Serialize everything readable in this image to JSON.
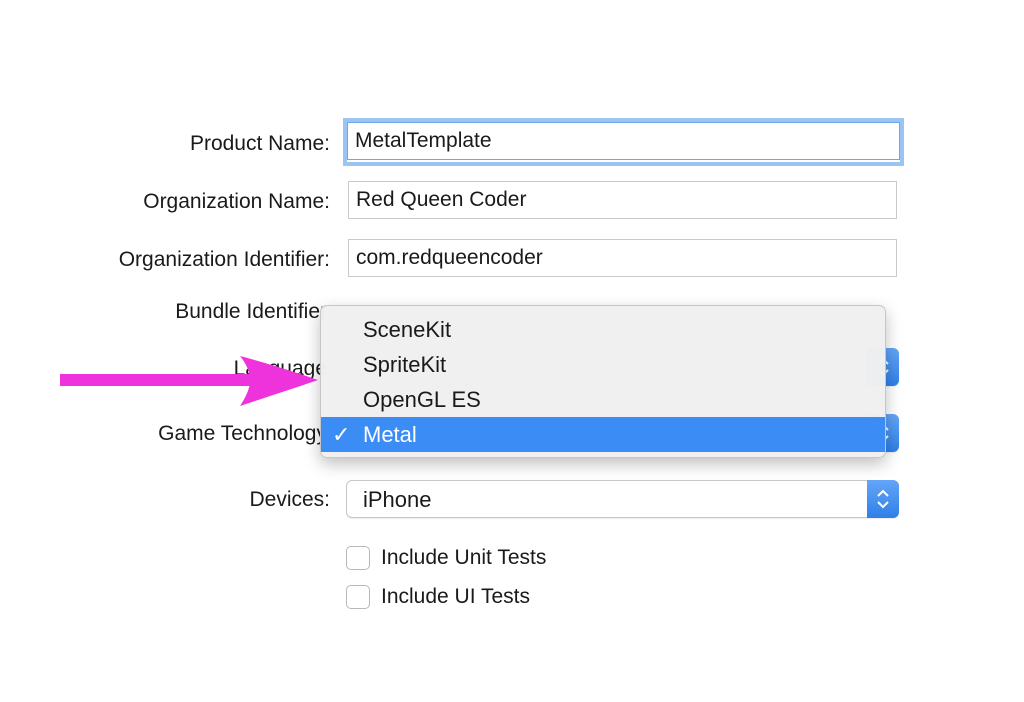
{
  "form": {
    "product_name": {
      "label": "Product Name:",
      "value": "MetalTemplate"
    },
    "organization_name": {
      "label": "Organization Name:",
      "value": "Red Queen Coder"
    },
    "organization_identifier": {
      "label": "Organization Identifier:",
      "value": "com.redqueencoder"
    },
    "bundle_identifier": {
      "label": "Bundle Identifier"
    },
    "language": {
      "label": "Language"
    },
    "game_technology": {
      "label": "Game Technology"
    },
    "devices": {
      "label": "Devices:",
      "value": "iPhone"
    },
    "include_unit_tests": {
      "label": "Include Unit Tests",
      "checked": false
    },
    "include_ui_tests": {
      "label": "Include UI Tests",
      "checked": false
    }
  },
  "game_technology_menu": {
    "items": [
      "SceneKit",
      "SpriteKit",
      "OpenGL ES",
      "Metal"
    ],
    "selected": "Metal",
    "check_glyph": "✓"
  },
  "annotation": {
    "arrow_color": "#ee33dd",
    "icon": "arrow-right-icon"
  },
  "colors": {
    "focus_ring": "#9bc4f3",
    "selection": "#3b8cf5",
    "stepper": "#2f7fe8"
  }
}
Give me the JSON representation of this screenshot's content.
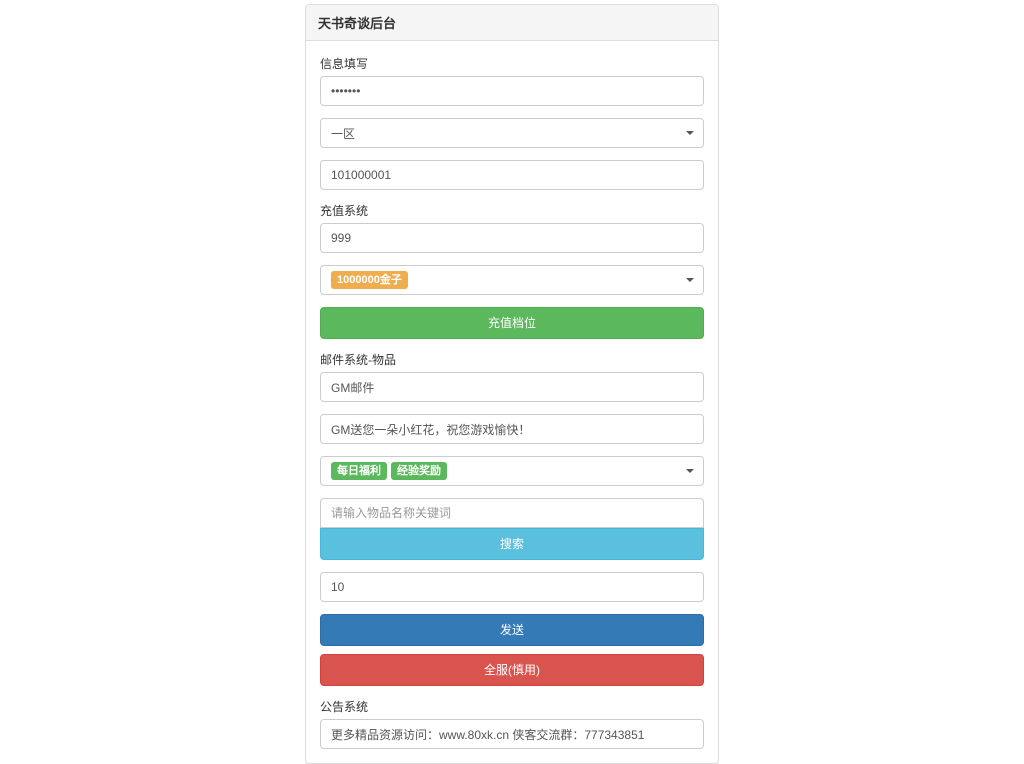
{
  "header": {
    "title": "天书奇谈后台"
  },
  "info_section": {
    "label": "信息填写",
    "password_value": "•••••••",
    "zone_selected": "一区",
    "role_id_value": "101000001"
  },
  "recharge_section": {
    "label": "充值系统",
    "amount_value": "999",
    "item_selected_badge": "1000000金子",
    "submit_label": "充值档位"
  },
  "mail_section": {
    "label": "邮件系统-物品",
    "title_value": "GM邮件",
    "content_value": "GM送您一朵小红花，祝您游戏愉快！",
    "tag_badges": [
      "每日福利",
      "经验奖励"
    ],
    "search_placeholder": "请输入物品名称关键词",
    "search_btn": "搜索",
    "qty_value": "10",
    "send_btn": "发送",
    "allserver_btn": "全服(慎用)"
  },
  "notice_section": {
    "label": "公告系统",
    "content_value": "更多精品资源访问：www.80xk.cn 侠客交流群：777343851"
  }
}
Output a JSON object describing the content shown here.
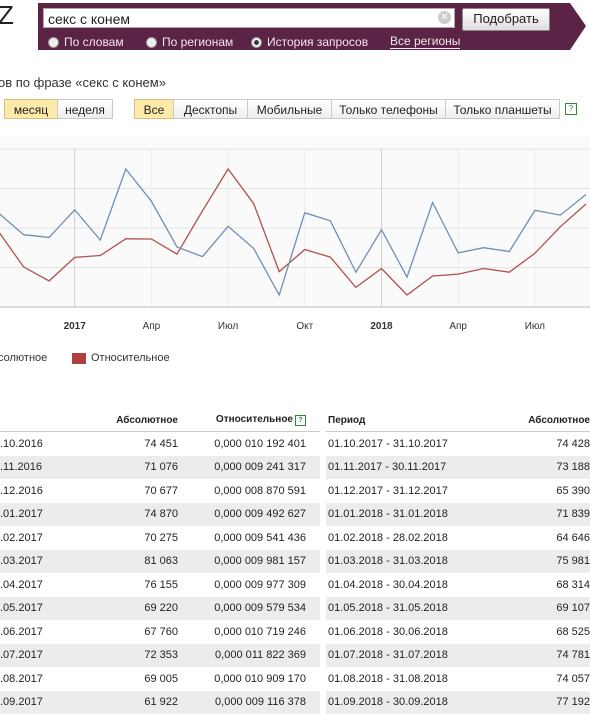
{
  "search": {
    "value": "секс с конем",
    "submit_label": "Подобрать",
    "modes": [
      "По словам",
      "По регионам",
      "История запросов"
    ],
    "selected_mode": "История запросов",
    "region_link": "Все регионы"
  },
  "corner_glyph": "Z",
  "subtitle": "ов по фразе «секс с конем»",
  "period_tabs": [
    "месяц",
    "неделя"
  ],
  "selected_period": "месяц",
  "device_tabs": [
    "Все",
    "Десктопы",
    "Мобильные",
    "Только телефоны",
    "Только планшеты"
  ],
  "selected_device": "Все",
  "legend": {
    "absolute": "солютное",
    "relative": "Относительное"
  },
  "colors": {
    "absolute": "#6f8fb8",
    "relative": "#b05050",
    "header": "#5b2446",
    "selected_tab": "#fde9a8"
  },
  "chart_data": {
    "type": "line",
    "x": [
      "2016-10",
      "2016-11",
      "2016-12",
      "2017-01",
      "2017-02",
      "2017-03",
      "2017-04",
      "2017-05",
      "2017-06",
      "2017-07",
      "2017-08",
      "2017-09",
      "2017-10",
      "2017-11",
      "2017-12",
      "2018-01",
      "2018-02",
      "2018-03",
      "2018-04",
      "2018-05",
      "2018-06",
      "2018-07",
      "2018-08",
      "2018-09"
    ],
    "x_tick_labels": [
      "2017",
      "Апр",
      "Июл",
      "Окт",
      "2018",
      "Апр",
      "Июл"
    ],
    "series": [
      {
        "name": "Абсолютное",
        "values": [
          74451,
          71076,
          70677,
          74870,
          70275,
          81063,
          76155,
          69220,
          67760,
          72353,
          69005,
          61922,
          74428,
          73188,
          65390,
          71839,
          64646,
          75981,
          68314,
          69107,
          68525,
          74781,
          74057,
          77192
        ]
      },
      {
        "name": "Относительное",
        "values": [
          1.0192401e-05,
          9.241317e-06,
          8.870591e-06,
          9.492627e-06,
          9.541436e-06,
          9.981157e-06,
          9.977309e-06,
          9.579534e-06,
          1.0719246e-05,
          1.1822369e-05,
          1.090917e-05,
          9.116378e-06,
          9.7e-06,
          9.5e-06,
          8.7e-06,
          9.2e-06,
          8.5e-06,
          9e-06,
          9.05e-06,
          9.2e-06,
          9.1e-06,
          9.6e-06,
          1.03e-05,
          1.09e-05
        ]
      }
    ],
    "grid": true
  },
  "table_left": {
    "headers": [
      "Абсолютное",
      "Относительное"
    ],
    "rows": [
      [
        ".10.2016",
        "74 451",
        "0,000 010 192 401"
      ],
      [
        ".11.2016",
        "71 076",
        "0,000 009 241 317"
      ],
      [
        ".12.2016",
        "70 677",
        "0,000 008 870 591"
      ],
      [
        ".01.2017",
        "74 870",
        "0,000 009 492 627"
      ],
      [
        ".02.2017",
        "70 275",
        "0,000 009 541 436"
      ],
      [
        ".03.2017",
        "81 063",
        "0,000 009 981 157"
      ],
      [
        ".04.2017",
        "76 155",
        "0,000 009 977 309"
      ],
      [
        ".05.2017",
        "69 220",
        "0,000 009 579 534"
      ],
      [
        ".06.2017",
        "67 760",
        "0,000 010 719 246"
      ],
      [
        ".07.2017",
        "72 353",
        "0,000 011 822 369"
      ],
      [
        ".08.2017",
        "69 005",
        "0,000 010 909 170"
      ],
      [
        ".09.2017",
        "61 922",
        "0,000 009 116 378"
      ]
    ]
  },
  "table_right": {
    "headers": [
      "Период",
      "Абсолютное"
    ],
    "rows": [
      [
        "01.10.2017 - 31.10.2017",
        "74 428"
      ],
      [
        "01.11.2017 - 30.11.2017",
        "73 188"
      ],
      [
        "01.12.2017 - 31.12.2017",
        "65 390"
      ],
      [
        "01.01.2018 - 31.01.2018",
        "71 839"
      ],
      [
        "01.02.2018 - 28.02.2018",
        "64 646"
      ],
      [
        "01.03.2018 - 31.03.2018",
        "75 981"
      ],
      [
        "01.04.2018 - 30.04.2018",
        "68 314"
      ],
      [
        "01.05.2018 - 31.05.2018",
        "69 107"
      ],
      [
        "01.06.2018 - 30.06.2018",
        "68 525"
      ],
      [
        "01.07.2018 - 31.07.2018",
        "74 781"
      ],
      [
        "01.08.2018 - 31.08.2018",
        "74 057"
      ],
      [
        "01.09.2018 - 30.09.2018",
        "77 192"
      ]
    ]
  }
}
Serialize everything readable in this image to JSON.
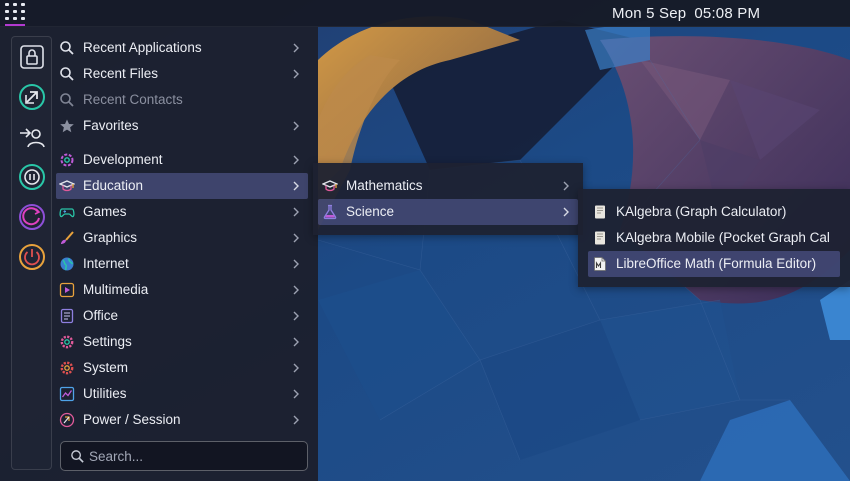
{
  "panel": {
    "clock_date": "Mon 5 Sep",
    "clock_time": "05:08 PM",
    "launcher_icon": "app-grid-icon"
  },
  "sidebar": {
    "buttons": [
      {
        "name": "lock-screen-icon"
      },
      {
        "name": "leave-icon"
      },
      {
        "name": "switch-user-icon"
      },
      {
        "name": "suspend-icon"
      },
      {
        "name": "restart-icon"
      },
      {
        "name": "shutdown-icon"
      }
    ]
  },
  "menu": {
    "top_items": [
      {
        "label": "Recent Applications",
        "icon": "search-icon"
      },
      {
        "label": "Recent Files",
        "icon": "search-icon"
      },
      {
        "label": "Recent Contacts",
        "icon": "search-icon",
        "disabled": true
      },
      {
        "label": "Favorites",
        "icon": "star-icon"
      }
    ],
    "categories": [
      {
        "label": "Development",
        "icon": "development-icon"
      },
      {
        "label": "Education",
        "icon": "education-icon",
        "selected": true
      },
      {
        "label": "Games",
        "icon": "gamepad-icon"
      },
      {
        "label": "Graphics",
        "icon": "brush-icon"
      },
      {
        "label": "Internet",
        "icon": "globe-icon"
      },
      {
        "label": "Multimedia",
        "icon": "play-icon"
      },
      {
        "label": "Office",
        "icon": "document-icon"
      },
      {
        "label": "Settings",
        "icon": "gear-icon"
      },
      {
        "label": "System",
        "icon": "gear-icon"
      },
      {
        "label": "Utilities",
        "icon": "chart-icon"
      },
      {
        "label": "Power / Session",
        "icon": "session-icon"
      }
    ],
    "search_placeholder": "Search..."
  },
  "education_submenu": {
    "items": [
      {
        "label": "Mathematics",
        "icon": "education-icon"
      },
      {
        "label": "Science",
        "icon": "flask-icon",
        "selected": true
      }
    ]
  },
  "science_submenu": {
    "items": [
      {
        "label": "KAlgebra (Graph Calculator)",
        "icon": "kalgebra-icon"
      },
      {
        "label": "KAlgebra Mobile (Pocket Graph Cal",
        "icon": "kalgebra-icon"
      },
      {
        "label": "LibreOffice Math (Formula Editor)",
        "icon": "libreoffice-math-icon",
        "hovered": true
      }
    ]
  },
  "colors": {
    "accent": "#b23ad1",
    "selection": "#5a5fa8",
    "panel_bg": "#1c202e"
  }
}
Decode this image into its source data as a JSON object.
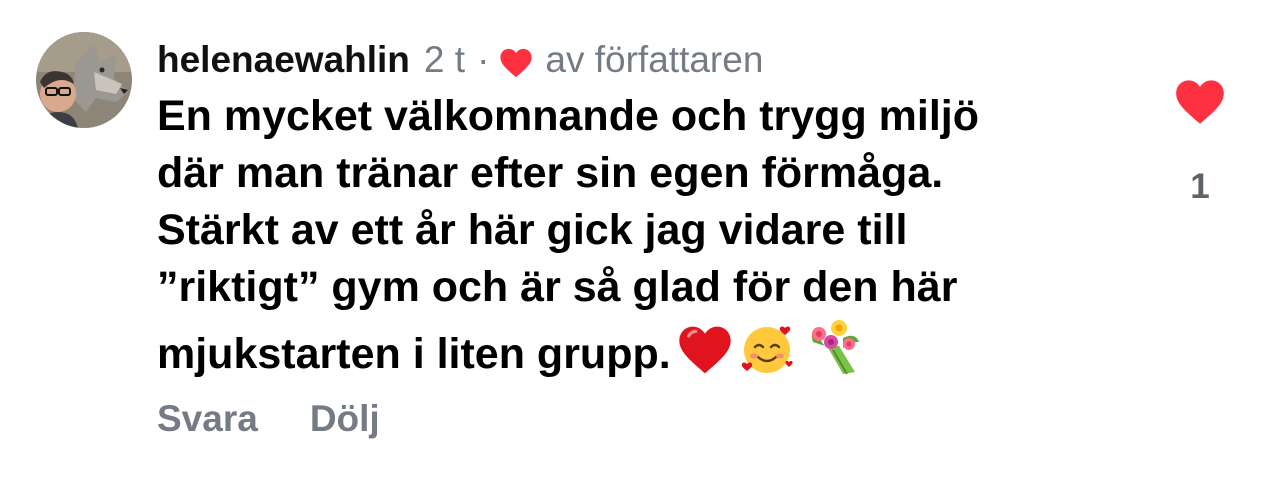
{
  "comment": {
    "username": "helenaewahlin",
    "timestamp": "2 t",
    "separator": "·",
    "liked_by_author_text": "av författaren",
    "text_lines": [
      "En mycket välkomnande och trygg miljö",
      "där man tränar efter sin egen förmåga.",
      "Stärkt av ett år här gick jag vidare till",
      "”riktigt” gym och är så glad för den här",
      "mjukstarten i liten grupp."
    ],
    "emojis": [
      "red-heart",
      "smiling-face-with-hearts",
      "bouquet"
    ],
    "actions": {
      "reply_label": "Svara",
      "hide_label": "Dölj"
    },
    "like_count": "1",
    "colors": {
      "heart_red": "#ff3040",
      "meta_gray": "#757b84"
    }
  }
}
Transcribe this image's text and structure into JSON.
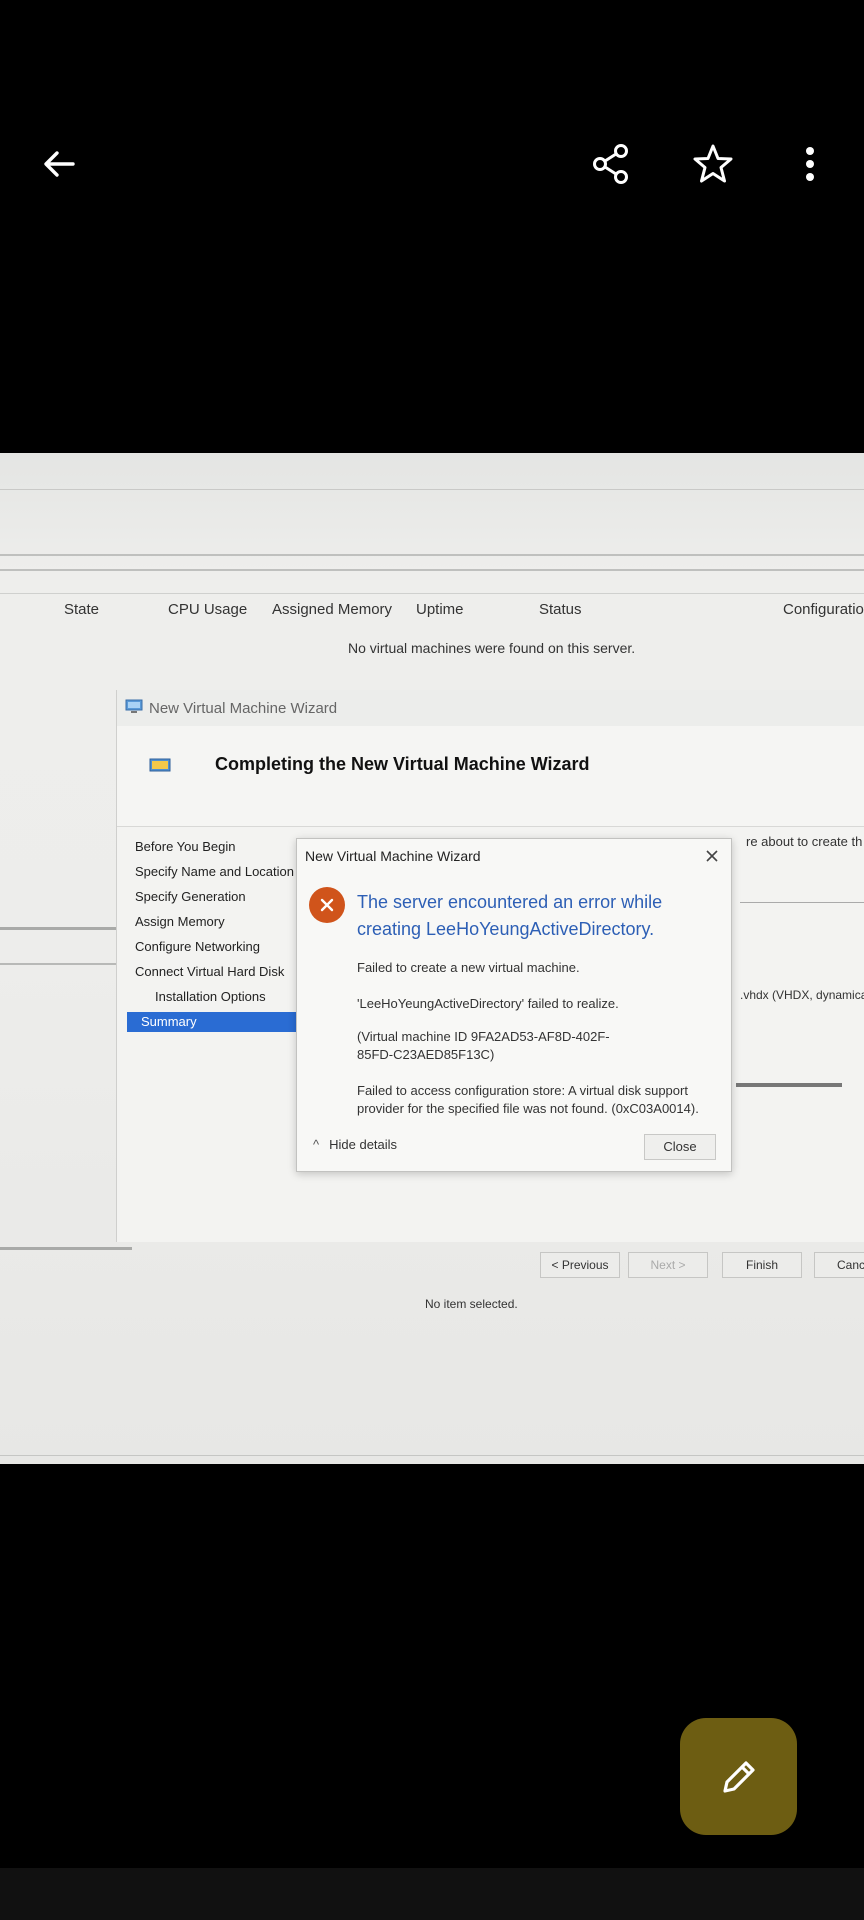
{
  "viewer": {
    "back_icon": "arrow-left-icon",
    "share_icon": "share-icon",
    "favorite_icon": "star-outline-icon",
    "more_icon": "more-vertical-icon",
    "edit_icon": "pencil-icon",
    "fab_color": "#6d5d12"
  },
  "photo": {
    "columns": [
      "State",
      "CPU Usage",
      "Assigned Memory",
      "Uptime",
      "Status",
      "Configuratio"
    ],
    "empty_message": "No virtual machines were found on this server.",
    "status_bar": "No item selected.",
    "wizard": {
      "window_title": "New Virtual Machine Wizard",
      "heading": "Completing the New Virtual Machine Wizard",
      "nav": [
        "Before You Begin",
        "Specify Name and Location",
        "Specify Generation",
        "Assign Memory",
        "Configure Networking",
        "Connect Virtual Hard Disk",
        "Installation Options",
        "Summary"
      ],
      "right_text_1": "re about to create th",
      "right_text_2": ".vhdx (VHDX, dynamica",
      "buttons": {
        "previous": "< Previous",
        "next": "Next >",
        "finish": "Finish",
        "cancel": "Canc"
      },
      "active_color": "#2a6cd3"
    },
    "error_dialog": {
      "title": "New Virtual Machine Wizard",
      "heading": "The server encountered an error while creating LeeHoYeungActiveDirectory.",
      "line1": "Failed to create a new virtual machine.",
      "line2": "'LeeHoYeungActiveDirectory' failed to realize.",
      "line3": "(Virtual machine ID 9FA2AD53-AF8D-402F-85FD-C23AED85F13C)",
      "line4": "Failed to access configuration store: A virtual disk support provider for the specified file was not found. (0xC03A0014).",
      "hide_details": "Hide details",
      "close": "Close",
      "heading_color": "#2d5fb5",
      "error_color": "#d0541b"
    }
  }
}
---------------
- Stated exercise
Identify each line in the records above that contains the word "image", and copy it out in full.

- Answer to this exercise
Serialize everything readable in this image to JSON.
Serialize everything readable in this image to JSON.
Decode this image into its source data as a JSON object.
Transcribe this image's text and structure into JSON.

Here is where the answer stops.